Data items
········

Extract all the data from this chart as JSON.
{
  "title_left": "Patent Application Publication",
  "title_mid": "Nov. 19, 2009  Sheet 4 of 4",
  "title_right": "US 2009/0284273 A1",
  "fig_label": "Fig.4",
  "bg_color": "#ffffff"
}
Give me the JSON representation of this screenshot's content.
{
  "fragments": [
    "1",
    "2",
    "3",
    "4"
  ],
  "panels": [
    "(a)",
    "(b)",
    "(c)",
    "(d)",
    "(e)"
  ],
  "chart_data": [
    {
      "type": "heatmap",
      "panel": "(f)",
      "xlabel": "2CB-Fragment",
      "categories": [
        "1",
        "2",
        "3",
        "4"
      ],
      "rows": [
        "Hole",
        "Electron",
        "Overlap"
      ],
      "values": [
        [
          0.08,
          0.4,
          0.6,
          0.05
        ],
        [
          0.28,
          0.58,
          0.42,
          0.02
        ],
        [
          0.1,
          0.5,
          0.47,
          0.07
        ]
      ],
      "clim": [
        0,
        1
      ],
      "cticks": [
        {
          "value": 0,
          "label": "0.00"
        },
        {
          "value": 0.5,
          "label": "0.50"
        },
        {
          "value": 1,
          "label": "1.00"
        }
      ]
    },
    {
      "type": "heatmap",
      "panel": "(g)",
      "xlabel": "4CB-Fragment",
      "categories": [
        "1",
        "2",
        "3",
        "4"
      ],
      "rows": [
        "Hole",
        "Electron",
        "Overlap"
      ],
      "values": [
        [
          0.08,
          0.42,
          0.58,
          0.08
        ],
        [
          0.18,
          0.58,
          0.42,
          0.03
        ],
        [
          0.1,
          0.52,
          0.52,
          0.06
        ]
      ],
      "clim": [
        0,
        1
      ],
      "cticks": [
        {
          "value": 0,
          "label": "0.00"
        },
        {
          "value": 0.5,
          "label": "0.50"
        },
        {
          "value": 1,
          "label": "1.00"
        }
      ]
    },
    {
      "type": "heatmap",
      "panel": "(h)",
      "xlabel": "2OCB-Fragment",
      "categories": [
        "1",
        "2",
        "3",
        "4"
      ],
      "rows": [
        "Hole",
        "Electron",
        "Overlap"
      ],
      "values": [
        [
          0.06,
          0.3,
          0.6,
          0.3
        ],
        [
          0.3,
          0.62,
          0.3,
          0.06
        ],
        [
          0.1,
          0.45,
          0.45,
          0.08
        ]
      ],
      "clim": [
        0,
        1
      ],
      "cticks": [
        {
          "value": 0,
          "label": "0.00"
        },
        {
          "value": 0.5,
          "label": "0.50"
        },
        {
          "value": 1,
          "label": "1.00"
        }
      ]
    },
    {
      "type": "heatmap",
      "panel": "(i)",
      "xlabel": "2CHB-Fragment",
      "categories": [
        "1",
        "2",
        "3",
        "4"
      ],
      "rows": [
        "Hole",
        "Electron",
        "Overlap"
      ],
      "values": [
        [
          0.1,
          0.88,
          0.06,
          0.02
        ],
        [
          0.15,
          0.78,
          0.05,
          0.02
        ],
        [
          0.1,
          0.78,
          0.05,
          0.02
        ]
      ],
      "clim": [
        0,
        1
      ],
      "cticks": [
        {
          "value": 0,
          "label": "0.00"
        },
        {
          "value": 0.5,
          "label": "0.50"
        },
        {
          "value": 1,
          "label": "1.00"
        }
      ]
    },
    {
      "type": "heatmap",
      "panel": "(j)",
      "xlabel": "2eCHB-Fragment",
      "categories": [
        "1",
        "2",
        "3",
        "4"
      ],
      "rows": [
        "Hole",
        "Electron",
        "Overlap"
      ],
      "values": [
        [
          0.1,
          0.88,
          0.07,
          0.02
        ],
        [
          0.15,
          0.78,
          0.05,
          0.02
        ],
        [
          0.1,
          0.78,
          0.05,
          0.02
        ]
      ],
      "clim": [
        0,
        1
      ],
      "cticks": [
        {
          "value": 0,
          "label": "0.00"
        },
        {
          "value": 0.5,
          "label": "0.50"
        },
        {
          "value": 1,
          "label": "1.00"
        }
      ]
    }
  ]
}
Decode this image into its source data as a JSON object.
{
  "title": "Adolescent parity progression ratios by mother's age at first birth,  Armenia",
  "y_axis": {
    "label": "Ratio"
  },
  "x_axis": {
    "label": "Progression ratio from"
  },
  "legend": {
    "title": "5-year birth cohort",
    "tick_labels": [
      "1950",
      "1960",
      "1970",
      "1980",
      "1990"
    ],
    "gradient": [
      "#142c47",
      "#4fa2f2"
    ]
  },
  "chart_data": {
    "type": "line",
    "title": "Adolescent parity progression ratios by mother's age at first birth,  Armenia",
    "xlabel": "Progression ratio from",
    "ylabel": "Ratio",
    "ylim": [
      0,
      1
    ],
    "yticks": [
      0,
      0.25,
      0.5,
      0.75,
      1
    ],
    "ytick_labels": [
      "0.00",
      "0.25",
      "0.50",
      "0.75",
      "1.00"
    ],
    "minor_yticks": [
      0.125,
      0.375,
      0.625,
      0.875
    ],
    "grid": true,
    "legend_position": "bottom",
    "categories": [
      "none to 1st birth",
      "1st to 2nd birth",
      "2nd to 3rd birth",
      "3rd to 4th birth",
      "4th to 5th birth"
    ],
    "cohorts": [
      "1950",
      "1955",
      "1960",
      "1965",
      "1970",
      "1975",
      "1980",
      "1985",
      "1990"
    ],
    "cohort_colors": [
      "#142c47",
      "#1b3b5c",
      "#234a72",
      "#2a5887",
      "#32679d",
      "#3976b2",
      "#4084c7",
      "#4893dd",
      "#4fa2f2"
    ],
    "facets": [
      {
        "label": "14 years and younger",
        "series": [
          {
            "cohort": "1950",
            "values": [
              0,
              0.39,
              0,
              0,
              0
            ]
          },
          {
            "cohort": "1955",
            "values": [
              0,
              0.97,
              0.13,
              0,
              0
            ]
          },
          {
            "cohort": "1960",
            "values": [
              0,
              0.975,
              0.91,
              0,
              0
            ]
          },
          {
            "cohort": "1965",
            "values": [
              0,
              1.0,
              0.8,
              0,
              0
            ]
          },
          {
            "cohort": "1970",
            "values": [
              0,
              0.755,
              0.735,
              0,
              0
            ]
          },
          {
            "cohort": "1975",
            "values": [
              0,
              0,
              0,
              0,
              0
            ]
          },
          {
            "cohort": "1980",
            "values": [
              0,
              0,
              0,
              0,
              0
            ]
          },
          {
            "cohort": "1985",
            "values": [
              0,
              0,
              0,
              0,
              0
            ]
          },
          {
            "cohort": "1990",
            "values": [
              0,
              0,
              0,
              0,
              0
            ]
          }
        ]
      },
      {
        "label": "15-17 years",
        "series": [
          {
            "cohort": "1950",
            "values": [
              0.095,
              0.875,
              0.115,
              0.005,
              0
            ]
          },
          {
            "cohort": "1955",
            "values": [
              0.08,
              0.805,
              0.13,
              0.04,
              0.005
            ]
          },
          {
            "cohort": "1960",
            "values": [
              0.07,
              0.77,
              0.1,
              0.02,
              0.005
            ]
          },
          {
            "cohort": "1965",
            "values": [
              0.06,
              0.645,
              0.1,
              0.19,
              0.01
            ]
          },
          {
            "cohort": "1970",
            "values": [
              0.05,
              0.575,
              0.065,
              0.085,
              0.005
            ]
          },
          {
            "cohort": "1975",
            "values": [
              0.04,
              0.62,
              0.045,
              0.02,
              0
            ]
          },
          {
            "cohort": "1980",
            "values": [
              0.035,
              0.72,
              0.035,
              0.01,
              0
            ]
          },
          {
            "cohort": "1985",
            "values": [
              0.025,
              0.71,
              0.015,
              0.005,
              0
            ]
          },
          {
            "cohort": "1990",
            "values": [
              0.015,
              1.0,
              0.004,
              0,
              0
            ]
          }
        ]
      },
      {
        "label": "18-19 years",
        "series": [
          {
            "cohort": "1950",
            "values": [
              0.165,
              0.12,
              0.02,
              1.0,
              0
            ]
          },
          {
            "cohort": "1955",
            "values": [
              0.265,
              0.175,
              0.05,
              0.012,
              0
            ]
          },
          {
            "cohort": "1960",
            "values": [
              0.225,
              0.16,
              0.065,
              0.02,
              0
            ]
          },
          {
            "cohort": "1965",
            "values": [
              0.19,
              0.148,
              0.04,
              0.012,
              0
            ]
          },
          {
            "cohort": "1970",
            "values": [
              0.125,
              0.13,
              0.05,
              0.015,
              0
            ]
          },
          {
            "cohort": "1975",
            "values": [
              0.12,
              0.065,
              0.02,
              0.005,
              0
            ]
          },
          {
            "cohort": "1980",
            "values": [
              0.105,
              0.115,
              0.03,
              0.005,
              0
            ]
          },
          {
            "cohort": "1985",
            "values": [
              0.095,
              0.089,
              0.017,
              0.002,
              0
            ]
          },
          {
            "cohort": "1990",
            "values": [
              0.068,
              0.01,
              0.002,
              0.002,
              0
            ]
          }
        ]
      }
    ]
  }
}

········

Copy out each line of the records that holds the string "birth".

  "title": "Adolescent parity progression ratios by mother's age at first birth,  Armenia",
    "title": "5-year birth cohort",
    "title": "Adolescent parity progression ratios by mother's age at first birth,  Armenia",
      "none to 1st birth",
      "1st to 2nd birth",
      "2nd to 3rd birth",
      "3rd to 4th birth",
      "4th to 5th birth"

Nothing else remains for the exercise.